• INFORMATION SUPPLIED:
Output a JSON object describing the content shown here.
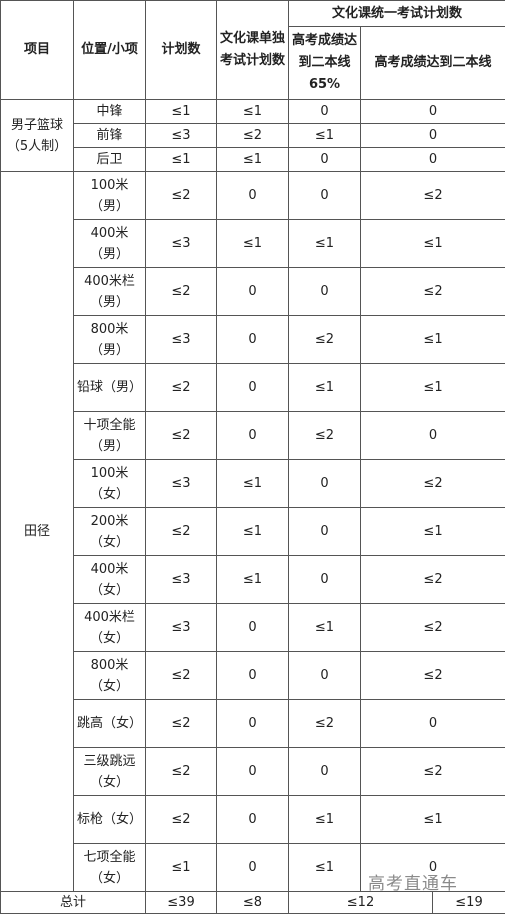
{
  "headers": {
    "project": "项目",
    "position": "位置/小项",
    "plan": "计划数",
    "culture_single": "文化课单独考试计划数",
    "culture_unified": "文化课统一考试计划数",
    "gaokao65": "高考成绩达到二本线65%",
    "gaokao_line": "高考成绩达到二本线"
  },
  "groups": [
    {
      "name": "男子篮球（5人制）",
      "rows": [
        {
          "position": "中锋",
          "plan": "≤1",
          "single": "≤1",
          "p65": "0",
          "line": "0"
        },
        {
          "position": "前锋",
          "plan": "≤3",
          "single": "≤2",
          "p65": "≤1",
          "line": "0"
        },
        {
          "position": "后卫",
          "plan": "≤1",
          "single": "≤1",
          "p65": "0",
          "line": "0"
        }
      ]
    },
    {
      "name": "田径",
      "rows": [
        {
          "position": "100米（男）",
          "plan": "≤2",
          "single": "0",
          "p65": "0",
          "line": "≤2"
        },
        {
          "position": "400米（男）",
          "plan": "≤3",
          "single": "≤1",
          "p65": "≤1",
          "line": "≤1"
        },
        {
          "position": "400米栏（男）",
          "plan": "≤2",
          "single": "0",
          "p65": "0",
          "line": "≤2"
        },
        {
          "position": "800米（男）",
          "plan": "≤3",
          "single": "0",
          "p65": "≤2",
          "line": "≤1"
        },
        {
          "position": "铅球（男）",
          "plan": "≤2",
          "single": "0",
          "p65": "≤1",
          "line": "≤1"
        },
        {
          "position": "十项全能（男）",
          "plan": "≤2",
          "single": "0",
          "p65": "≤2",
          "line": "0"
        },
        {
          "position": "100米（女）",
          "plan": "≤3",
          "single": "≤1",
          "p65": "0",
          "line": "≤2"
        },
        {
          "position": "200米（女）",
          "plan": "≤2",
          "single": "≤1",
          "p65": "0",
          "line": "≤1"
        },
        {
          "position": "400米（女）",
          "plan": "≤3",
          "single": "≤1",
          "p65": "0",
          "line": "≤2"
        },
        {
          "position": "400米栏（女）",
          "plan": "≤3",
          "single": "0",
          "p65": "≤1",
          "line": "≤2"
        },
        {
          "position": "800米（女）",
          "plan": "≤2",
          "single": "0",
          "p65": "0",
          "line": "≤2"
        },
        {
          "position": "跳高（女）",
          "plan": "≤2",
          "single": "0",
          "p65": "≤2",
          "line": "0"
        },
        {
          "position": "三级跳远（女）",
          "plan": "≤2",
          "single": "0",
          "p65": "0",
          "line": "≤2"
        },
        {
          "position": "标枪（女）",
          "plan": "≤2",
          "single": "0",
          "p65": "≤1",
          "line": "≤1"
        },
        {
          "position": "七项全能（女）",
          "plan": "≤1",
          "single": "0",
          "p65": "≤1",
          "line": "0"
        }
      ]
    }
  ],
  "total": {
    "label": "总计",
    "plan": "≤39",
    "single": "≤8",
    "unified": "≤12",
    "line": "≤19"
  },
  "watermark": "高考直通车"
}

• DIRECTIONS FOR THIS TASK: Without the pictures, retype the whole of the material above exactly.

• ANSWER TO THE EXERCISE:
Output a JSON object describing the content shown here.
{
  "headers": {
    "project": "项目",
    "position": "位置/小项",
    "plan": "计划数",
    "culture_single": "文化课单独考试计划数",
    "culture_unified": "文化课统一考试计划数",
    "gaokao65": "高考成绩达到二本线65%",
    "gaokao_line": "高考成绩达到二本线"
  },
  "groups": [
    {
      "name": "男子篮球（5人制）",
      "rows": [
        {
          "position": "中锋",
          "plan": "≤1",
          "single": "≤1",
          "p65": "0",
          "line": "0"
        },
        {
          "position": "前锋",
          "plan": "≤3",
          "single": "≤2",
          "p65": "≤1",
          "line": "0"
        },
        {
          "position": "后卫",
          "plan": "≤1",
          "single": "≤1",
          "p65": "0",
          "line": "0"
        }
      ]
    },
    {
      "name": "田径",
      "rows": [
        {
          "position": "100米（男）",
          "plan": "≤2",
          "single": "0",
          "p65": "0",
          "line": "≤2"
        },
        {
          "position": "400米（男）",
          "plan": "≤3",
          "single": "≤1",
          "p65": "≤1",
          "line": "≤1"
        },
        {
          "position": "400米栏（男）",
          "plan": "≤2",
          "single": "0",
          "p65": "0",
          "line": "≤2"
        },
        {
          "position": "800米（男）",
          "plan": "≤3",
          "single": "0",
          "p65": "≤2",
          "line": "≤1"
        },
        {
          "position": "铅球（男）",
          "plan": "≤2",
          "single": "0",
          "p65": "≤1",
          "line": "≤1"
        },
        {
          "position": "十项全能（男）",
          "plan": "≤2",
          "single": "0",
          "p65": "≤2",
          "line": "0"
        },
        {
          "position": "100米（女）",
          "plan": "≤3",
          "single": "≤1",
          "p65": "0",
          "line": "≤2"
        },
        {
          "position": "200米（女）",
          "plan": "≤2",
          "single": "≤1",
          "p65": "0",
          "line": "≤1"
        },
        {
          "position": "400米（女）",
          "plan": "≤3",
          "single": "≤1",
          "p65": "0",
          "line": "≤2"
        },
        {
          "position": "400米栏（女）",
          "plan": "≤3",
          "single": "0",
          "p65": "≤1",
          "line": "≤2"
        },
        {
          "position": "800米（女）",
          "plan": "≤2",
          "single": "0",
          "p65": "0",
          "line": "≤2"
        },
        {
          "position": "跳高（女）",
          "plan": "≤2",
          "single": "0",
          "p65": "≤2",
          "line": "0"
        },
        {
          "position": "三级跳远（女）",
          "plan": "≤2",
          "single": "0",
          "p65": "0",
          "line": "≤2"
        },
        {
          "position": "标枪（女）",
          "plan": "≤2",
          "single": "0",
          "p65": "≤1",
          "line": "≤1"
        },
        {
          "position": "七项全能（女）",
          "plan": "≤1",
          "single": "0",
          "p65": "≤1",
          "line": "0"
        }
      ]
    }
  ],
  "total": {
    "label": "总计",
    "plan": "≤39",
    "single": "≤8",
    "unified": "≤12",
    "line": "≤19"
  },
  "watermark": "高考直通车"
}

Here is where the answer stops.